> _TASK_
Return every line below in which "What" appears.

Records from a collection of figures:
##########

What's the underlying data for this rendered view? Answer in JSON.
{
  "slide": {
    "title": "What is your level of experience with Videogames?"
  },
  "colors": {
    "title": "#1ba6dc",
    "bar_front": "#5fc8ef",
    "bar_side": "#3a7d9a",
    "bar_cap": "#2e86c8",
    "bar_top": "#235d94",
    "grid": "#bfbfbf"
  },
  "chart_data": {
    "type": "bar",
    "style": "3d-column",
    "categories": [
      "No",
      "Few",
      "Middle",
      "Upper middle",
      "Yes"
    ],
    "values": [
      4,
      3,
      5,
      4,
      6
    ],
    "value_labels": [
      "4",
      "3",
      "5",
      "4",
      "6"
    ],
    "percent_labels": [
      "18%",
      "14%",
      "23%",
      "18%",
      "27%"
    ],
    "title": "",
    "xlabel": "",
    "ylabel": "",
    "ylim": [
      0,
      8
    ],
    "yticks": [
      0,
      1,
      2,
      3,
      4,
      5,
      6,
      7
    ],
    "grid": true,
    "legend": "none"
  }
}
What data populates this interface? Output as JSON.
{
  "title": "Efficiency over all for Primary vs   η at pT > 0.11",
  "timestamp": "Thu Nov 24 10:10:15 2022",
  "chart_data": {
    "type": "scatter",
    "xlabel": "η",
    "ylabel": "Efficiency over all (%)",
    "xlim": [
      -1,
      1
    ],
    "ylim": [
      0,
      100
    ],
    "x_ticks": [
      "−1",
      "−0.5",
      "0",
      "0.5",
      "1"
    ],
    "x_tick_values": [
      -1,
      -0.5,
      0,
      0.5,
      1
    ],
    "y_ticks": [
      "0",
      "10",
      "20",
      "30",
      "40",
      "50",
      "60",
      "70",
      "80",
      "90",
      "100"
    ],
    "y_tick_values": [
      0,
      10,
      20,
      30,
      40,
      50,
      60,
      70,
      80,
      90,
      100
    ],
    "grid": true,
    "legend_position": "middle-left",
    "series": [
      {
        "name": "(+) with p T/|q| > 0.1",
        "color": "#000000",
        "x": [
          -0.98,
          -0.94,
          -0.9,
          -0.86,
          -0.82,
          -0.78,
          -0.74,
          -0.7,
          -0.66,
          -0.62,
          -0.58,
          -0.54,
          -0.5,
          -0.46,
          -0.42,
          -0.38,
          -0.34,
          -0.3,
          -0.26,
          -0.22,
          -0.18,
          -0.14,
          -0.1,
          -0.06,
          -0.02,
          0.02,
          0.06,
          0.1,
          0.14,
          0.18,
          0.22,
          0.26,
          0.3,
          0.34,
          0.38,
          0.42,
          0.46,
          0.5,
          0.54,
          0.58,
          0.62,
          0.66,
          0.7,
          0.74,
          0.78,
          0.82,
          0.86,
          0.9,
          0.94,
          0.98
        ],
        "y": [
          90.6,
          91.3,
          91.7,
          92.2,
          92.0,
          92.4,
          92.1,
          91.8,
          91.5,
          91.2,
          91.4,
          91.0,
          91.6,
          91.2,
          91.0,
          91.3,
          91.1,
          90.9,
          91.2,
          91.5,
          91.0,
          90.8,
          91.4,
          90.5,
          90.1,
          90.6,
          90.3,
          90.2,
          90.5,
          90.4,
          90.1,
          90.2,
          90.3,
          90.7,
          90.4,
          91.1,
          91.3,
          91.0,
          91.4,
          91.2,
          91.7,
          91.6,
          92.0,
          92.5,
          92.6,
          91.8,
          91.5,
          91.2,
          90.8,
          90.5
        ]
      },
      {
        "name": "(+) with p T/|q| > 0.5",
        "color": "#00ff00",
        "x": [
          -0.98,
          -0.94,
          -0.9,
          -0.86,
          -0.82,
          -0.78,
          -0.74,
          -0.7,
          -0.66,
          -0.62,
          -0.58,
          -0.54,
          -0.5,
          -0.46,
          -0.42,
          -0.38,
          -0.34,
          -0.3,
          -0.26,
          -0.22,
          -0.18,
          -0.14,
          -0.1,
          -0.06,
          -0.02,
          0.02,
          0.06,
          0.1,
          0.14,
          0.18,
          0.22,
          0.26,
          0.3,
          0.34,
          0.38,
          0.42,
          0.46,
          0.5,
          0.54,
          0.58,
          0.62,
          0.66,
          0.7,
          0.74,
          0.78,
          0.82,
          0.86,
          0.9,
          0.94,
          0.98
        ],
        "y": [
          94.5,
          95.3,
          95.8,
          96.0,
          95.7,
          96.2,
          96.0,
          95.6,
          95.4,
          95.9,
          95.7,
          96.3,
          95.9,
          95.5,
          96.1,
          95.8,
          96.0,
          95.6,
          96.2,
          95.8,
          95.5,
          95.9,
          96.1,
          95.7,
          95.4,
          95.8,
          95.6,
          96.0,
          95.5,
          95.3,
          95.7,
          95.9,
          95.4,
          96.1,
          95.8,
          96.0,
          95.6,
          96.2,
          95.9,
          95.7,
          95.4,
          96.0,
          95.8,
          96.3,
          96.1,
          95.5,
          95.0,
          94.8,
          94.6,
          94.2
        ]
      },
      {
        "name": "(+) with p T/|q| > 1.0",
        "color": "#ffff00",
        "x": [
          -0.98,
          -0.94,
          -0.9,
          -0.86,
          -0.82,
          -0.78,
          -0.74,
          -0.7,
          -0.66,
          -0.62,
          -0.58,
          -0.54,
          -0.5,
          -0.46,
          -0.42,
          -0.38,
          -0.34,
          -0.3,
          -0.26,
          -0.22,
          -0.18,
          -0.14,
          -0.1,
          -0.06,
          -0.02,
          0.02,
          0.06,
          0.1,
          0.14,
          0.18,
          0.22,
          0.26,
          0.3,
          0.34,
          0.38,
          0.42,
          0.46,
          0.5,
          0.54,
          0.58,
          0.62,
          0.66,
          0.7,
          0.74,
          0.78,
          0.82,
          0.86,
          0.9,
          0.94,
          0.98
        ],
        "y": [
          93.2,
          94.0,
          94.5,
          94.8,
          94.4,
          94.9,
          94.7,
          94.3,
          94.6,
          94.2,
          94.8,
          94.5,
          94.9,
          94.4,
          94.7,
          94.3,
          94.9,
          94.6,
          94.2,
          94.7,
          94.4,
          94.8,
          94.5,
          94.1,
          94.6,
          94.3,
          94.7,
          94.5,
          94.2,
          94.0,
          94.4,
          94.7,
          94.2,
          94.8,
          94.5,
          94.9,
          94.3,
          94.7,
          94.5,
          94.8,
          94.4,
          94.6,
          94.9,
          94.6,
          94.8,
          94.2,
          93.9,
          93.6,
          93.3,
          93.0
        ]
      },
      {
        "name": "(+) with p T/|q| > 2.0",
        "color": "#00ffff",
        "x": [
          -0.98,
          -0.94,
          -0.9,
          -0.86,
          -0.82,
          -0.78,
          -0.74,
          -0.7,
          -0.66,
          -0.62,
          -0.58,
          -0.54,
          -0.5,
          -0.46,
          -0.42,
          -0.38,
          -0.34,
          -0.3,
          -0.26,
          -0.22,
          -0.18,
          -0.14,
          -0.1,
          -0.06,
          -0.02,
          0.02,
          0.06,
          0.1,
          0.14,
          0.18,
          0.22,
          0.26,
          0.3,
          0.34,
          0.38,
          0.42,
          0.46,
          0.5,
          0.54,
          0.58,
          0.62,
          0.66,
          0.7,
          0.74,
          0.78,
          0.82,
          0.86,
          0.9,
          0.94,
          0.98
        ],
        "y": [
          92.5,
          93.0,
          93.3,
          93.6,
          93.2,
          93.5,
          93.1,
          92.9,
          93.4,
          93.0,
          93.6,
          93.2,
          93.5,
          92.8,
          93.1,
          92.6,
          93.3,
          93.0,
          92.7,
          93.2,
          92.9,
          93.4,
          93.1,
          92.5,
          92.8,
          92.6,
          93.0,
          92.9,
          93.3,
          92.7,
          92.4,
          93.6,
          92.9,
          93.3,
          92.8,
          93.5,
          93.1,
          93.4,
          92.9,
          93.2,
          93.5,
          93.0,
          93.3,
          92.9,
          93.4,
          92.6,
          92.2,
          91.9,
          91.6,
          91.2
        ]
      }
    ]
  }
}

##########

> _RESULT OF THIS TASK_
What's the underlying data for this rendered view? Answer in JSON.
    "title": "What is your level of experience with Videogames?"
What data populates this interface? Output as JSON.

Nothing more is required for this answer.